◆ **What is expected**: Every line with the word "arrow" in it should be extracted from the data that follows.

--- --- ---

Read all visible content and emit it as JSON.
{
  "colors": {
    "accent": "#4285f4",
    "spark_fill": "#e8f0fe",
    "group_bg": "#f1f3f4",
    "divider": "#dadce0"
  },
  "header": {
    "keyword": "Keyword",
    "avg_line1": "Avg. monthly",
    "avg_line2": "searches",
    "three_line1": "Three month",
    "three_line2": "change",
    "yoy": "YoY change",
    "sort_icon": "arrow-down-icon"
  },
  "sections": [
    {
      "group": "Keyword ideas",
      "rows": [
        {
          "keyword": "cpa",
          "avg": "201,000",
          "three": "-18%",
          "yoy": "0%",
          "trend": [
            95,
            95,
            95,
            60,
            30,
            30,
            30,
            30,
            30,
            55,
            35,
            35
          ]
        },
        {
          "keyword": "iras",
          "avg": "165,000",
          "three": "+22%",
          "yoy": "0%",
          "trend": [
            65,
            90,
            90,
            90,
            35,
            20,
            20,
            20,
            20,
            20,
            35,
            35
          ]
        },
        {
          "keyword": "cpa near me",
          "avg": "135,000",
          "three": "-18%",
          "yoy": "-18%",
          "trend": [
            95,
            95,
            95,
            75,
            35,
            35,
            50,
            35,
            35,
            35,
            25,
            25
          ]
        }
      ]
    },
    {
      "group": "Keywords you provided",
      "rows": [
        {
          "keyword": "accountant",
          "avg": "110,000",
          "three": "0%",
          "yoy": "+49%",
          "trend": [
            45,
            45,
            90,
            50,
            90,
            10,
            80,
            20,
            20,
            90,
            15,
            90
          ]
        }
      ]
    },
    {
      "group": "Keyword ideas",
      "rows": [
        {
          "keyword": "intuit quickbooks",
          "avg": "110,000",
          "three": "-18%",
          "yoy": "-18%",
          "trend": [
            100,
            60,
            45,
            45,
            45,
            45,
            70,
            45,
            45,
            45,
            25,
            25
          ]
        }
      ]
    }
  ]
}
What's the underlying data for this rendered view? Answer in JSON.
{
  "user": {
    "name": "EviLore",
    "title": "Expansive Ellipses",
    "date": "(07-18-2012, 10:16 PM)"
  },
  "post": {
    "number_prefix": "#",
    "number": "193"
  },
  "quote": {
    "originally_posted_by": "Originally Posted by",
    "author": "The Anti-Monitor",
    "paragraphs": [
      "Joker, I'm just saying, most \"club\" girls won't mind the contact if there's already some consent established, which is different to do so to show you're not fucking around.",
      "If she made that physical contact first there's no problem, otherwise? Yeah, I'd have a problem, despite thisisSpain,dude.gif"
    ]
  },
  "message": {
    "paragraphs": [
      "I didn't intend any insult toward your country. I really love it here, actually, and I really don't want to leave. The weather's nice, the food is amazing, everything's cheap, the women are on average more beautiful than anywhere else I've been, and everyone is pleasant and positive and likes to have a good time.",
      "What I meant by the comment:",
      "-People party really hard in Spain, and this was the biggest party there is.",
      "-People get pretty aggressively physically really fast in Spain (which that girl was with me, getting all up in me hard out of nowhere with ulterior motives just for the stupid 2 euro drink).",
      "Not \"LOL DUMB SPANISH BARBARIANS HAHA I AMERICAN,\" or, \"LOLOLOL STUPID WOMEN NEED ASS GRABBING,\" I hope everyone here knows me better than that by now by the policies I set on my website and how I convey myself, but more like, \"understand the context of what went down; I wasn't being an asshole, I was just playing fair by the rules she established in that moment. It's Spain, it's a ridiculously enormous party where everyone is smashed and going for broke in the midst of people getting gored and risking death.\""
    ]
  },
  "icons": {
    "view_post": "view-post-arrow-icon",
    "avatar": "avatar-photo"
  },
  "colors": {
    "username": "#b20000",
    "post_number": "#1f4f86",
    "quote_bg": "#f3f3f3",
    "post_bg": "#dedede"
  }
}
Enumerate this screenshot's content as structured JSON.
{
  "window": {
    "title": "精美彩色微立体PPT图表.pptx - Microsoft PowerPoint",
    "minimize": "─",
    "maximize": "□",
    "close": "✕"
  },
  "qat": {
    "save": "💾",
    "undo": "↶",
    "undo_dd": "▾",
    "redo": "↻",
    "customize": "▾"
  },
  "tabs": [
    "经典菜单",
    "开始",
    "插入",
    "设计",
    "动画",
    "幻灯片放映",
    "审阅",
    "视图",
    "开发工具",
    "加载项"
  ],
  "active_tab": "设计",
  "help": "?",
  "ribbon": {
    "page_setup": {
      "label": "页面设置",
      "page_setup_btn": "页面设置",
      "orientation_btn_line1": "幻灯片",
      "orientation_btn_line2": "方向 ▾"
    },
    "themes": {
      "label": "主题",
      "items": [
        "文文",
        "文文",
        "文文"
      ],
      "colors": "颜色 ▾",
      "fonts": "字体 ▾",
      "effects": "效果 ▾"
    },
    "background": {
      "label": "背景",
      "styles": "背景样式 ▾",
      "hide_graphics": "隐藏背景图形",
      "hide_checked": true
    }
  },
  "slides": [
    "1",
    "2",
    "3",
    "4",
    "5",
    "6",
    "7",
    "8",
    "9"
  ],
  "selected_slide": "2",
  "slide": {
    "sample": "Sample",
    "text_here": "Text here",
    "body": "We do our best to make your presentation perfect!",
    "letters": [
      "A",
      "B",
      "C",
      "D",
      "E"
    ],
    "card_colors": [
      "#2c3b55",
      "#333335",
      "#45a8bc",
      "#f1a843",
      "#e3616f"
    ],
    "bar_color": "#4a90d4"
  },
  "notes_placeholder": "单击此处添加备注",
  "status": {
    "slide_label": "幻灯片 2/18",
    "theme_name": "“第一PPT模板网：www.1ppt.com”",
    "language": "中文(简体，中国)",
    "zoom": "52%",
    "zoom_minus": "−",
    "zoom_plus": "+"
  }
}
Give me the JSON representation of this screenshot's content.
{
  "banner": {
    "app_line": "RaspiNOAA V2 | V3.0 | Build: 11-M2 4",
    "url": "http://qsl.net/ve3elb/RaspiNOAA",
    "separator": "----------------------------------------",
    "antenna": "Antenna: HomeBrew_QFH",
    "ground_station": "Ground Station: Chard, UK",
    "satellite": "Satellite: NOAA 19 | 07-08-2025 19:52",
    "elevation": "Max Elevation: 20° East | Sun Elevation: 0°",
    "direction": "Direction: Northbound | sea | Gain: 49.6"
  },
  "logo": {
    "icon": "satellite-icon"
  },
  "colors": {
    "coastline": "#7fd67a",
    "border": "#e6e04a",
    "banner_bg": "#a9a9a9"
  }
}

--- --- ---

◆ **Solution below**:
    "sort_icon": "arrow-down-icon"
    "view_post": "view-post-arrow-icon",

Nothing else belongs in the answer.